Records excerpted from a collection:
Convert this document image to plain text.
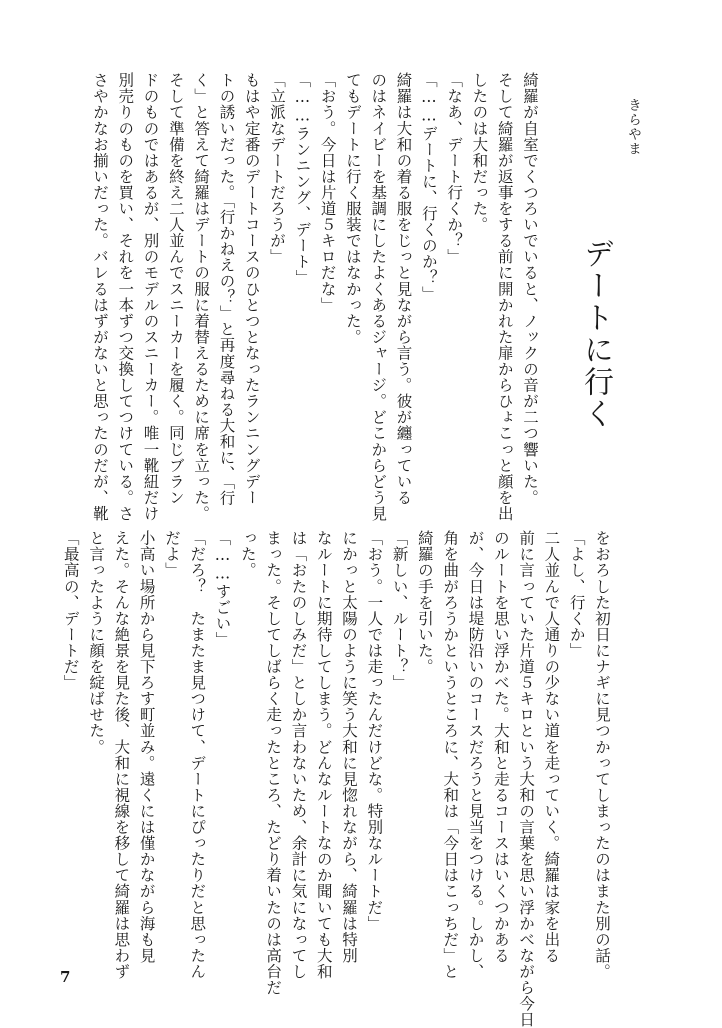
きらやま
デートに行く
綺羅が自室でくつろいでいると、ノックの音が二つ響いた。
そして綺羅が返事をする前に開かれた扉からひょこっと顔を出
したのは大和だった。
「なあ、デート行くか？」
「……デートに、行くのか？」
綺羅は大和の着る服をじっと見ながら言う。彼が纏っている
のはネイビーを基調にしたよくあるジャージ。どこからどう見
てもデートに行く服装ではなかった。
「おう。今日は片道５キロだな」
「……ランニング、デート」
「立派なデートだろうが」
もはや定番のデートコースのひとつとなったランニングデー
トの誘いだった。「行かねえの？」と再度尋ねる大和に、「行
く」と答えて綺羅はデートの服に着替えるために席を立った。
そして準備を終え二人並んでスニーカーを履く。同じブラン
ドのものではあるが、別のモデルのスニーカー。唯一靴紐だけ
別売りのものを買い、それを一本ずつ交換してつけている。さ
さやかなお揃いだった。バレるはずがないと思ったのだが、靴
をおろした初日にナギに見つかってしまったのはまた別の話。
「よし、行くか」
二人並んで人通りの少ない道を走っていく。綺羅は家を出る
前に言っていた片道５キロという大和の言葉を思い浮かべながら今日
のルートを思い浮かべた。大和と走るコースはいくつかある
が、今日は堤防沿いのコースだろうと見当をつける。しかし、
角を曲がろうかというところに、大和は「今日はこっちだ」と
綺羅の手を引いた。
「新しい、ルート？」
「おう。一人では走ったんだけどな。特別なルートだ」
にかっと太陽のように笑う大和に見惚れながら、綺羅は特別
なルートに期待してしまう。どんなルートなのか聞いても大和
は「おたのしみだ」としか言わないため、余計に気になってし
まった。そしてしばらく走ったところ、たどり着いたのは高台だ
った。
「……すごい」
「だろ？　たまたま見つけて、デートにぴったりだと思ったん
だよ」
小高い場所から見下ろす町並み。遠くには僅かながら海も見
えた。そんな絶景を見た後、大和に視線を移して綺羅は思わず
と言ったように顔を綻ばせた。
「最高の、デートだ」
7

**REQUIRED WORK:** Output the full set of records above without changing a word, and drop the images.

**RESULT BELOW:**
Convert this document image to plain text.
きらやま
デートに行く
綺羅が自室でくつろいでいると、ノックの音が二つ響いた。
そして綺羅が返事をする前に開かれた扉からひょこっと顔を出
したのは大和だった。
「なあ、デート行くか？」
「……デートに、行くのか？」
綺羅は大和の着る服をじっと見ながら言う。彼が纏っている
のはネイビーを基調にしたよくあるジャージ。どこからどう見
てもデートに行く服装ではなかった。
「おう。今日は片道５キロだな」
「……ランニング、デート」
「立派なデートだろうが」
もはや定番のデートコースのひとつとなったランニングデー
トの誘いだった。「行かねえの？」と再度尋ねる大和に、「行
く」と答えて綺羅はデートの服に着替えるために席を立った。
そして準備を終え二人並んでスニーカーを履く。同じブラン
ドのものではあるが、別のモデルのスニーカー。唯一靴紐だけ
別売りのものを買い、それを一本ずつ交換してつけている。さ
さやかなお揃いだった。バレるはずがないと思ったのだが、靴
をおろした初日にナギに見つかってしまったのはまた別の話。
「よし、行くか」
二人並んで人通りの少ない道を走っていく。綺羅は家を出る
前に言っていた片道５キロという大和の言葉を思い浮かべながら今日
のルートを思い浮かべた。大和と走るコースはいくつかある
が、今日は堤防沿いのコースだろうと見当をつける。しかし、
角を曲がろうかというところに、大和は「今日はこっちだ」と
綺羅の手を引いた。
「新しい、ルート？」
「おう。一人では走ったんだけどな。特別なルートだ」
にかっと太陽のように笑う大和に見惚れながら、綺羅は特別
なルートに期待してしまう。どんなルートなのか聞いても大和
は「おたのしみだ」としか言わないため、余計に気になってし
まった。そしてしばらく走ったところ、たどり着いたのは高台だ
った。
「……すごい」
「だろ？　たまたま見つけて、デートにぴったりだと思ったん
だよ」
小高い場所から見下ろす町並み。遠くには僅かながら海も見
えた。そんな絶景を見た後、大和に視線を移して綺羅は思わず
と言ったように顔を綻ばせた。
「最高の、デートだ」
7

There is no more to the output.